>> START Data for the task

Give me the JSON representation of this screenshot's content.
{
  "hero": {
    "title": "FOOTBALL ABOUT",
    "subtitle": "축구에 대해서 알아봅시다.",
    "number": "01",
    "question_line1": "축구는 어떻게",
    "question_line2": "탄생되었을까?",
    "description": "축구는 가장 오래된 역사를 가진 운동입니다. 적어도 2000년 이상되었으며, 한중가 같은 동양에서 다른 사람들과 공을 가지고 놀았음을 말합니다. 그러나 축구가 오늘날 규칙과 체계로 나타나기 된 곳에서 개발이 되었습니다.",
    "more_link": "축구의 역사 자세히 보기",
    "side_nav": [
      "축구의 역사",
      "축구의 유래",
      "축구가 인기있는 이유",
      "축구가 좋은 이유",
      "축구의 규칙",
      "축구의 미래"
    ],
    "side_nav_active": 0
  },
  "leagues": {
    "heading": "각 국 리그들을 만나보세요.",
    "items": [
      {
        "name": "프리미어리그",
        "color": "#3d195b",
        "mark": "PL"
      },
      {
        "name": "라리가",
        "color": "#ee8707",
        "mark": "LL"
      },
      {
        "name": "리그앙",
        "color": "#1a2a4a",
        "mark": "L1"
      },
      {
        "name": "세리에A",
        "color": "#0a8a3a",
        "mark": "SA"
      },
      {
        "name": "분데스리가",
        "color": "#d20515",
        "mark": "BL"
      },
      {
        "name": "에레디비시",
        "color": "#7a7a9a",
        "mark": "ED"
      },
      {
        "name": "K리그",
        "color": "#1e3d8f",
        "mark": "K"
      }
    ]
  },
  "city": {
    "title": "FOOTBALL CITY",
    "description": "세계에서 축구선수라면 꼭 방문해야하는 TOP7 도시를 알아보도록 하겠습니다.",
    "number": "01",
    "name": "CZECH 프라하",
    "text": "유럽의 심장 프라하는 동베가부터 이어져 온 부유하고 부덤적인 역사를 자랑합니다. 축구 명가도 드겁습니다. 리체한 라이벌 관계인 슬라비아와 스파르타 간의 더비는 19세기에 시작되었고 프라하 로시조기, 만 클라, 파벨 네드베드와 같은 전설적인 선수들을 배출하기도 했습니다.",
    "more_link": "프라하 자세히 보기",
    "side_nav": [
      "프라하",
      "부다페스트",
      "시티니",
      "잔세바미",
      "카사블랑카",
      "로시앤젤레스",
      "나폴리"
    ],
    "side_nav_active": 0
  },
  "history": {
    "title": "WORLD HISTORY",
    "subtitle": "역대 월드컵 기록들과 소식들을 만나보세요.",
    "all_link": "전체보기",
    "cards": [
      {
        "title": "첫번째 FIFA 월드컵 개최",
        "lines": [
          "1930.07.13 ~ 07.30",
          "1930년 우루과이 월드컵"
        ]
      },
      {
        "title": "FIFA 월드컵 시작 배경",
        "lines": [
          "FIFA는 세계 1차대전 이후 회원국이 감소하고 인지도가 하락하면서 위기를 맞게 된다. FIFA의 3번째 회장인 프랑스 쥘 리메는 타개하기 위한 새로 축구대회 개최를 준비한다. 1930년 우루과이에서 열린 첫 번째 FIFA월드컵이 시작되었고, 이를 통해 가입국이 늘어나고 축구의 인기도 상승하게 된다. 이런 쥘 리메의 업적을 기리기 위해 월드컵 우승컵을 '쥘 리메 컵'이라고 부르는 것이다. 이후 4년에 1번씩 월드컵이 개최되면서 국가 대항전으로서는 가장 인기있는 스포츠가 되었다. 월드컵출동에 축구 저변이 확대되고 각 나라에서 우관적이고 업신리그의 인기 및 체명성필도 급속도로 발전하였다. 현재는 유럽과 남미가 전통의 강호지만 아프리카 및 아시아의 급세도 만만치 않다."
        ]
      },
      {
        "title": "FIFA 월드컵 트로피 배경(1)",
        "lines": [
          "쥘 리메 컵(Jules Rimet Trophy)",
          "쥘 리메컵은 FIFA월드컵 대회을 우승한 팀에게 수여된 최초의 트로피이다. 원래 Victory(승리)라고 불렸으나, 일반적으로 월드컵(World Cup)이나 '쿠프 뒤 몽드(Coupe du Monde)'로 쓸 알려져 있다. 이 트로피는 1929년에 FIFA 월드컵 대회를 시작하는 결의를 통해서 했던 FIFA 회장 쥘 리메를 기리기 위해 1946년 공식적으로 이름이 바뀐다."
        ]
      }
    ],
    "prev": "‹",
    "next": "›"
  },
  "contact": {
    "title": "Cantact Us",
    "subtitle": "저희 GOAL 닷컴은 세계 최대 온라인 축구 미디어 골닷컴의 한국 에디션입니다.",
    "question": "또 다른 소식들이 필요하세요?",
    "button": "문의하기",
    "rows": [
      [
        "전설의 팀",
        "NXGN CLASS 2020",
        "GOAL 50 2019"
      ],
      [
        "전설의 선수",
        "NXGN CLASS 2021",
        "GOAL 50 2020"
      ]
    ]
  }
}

>> END Data for the task

Give back each line above precisely as it stands.

» **Task answer**
Give me the JSON representation of this screenshot's content.
{
  "hero": {
    "title": "FOOTBALL ABOUT",
    "subtitle": "축구에 대해서 알아봅시다.",
    "number": "01",
    "question_line1": "축구는 어떻게",
    "question_line2": "탄생되었을까?",
    "description": "축구는 가장 오래된 역사를 가진 운동입니다. 적어도 2000년 이상되었으며, 한중가 같은 동양에서 다른 사람들과 공을 가지고 놀았음을 말합니다. 그러나 축구가 오늘날 규칙과 체계로 나타나기 된 곳에서 개발이 되었습니다.",
    "more_link": "축구의 역사 자세히 보기",
    "side_nav": [
      "축구의 역사",
      "축구의 유래",
      "축구가 인기있는 이유",
      "축구가 좋은 이유",
      "축구의 규칙",
      "축구의 미래"
    ],
    "side_nav_active": 0
  },
  "leagues": {
    "heading": "각 국 리그들을 만나보세요.",
    "items": [
      {
        "name": "프리미어리그",
        "color": "#3d195b",
        "mark": "PL"
      },
      {
        "name": "라리가",
        "color": "#ee8707",
        "mark": "LL"
      },
      {
        "name": "리그앙",
        "color": "#1a2a4a",
        "mark": "L1"
      },
      {
        "name": "세리에A",
        "color": "#0a8a3a",
        "mark": "SA"
      },
      {
        "name": "분데스리가",
        "color": "#d20515",
        "mark": "BL"
      },
      {
        "name": "에레디비시",
        "color": "#7a7a9a",
        "mark": "ED"
      },
      {
        "name": "K리그",
        "color": "#1e3d8f",
        "mark": "K"
      }
    ]
  },
  "city": {
    "title": "FOOTBALL CITY",
    "description": "세계에서 축구선수라면 꼭 방문해야하는 TOP7 도시를 알아보도록 하겠습니다.",
    "number": "01",
    "name": "CZECH 프라하",
    "text": "유럽의 심장 프라하는 동베가부터 이어져 온 부유하고 부덤적인 역사를 자랑합니다. 축구 명가도 드겁습니다. 리체한 라이벌 관계인 슬라비아와 스파르타 간의 더비는 19세기에 시작되었고 프라하 로시조기, 만 클라, 파벨 네드베드와 같은 전설적인 선수들을 배출하기도 했습니다.",
    "more_link": "프라하 자세히 보기",
    "side_nav": [
      "프라하",
      "부다페스트",
      "시티니",
      "잔세바미",
      "카사블랑카",
      "로시앤젤레스",
      "나폴리"
    ],
    "side_nav_active": 0
  },
  "history": {
    "title": "WORLD HISTORY",
    "subtitle": "역대 월드컵 기록들과 소식들을 만나보세요.",
    "all_link": "전체보기",
    "cards": [
      {
        "title": "첫번째 FIFA 월드컵 개최",
        "lines": [
          "1930.07.13 ~ 07.30",
          "1930년 우루과이 월드컵"
        ]
      },
      {
        "title": "FIFA 월드컵 시작 배경",
        "lines": [
          "FIFA는 세계 1차대전 이후 회원국이 감소하고 인지도가 하락하면서 위기를 맞게 된다. FIFA의 3번째 회장인 프랑스 쥘 리메는 타개하기 위한 새로 축구대회 개최를 준비한다. 1930년 우루과이에서 열린 첫 번째 FIFA월드컵이 시작되었고, 이를 통해 가입국이 늘어나고 축구의 인기도 상승하게 된다. 이런 쥘 리메의 업적을 기리기 위해 월드컵 우승컵을 '쥘 리메 컵'이라고 부르는 것이다. 이후 4년에 1번씩 월드컵이 개최되면서 국가 대항전으로서는 가장 인기있는 스포츠가 되었다. 월드컵출동에 축구 저변이 확대되고 각 나라에서 우관적이고 업신리그의 인기 및 체명성필도 급속도로 발전하였다. 현재는 유럽과 남미가 전통의 강호지만 아프리카 및 아시아의 급세도 만만치 않다."
        ]
      },
      {
        "title": "FIFA 월드컵 트로피 배경(1)",
        "lines": [
          "쥘 리메 컵(Jules Rimet Trophy)",
          "쥘 리메컵은 FIFA월드컵 대회을 우승한 팀에게 수여된 최초의 트로피이다. 원래 Victory(승리)라고 불렸으나, 일반적으로 월드컵(World Cup)이나 '쿠프 뒤 몽드(Coupe du Monde)'로 쓸 알려져 있다. 이 트로피는 1929년에 FIFA 월드컵 대회를 시작하는 결의를 통해서 했던 FIFA 회장 쥘 리메를 기리기 위해 1946년 공식적으로 이름이 바뀐다."
        ]
      }
    ],
    "prev": "‹",
    "next": "›"
  },
  "contact": {
    "title": "Cantact Us",
    "subtitle": "저희 GOAL 닷컴은 세계 최대 온라인 축구 미디어 골닷컴의 한국 에디션입니다.",
    "question": "또 다른 소식들이 필요하세요?",
    "button": "문의하기",
    "rows": [
      [
        "전설의 팀",
        "NXGN CLASS 2020",
        "GOAL 50 2019"
      ],
      [
        "전설의 선수",
        "NXGN CLASS 2021",
        "GOAL 50 2020"
      ]
    ]
  }
}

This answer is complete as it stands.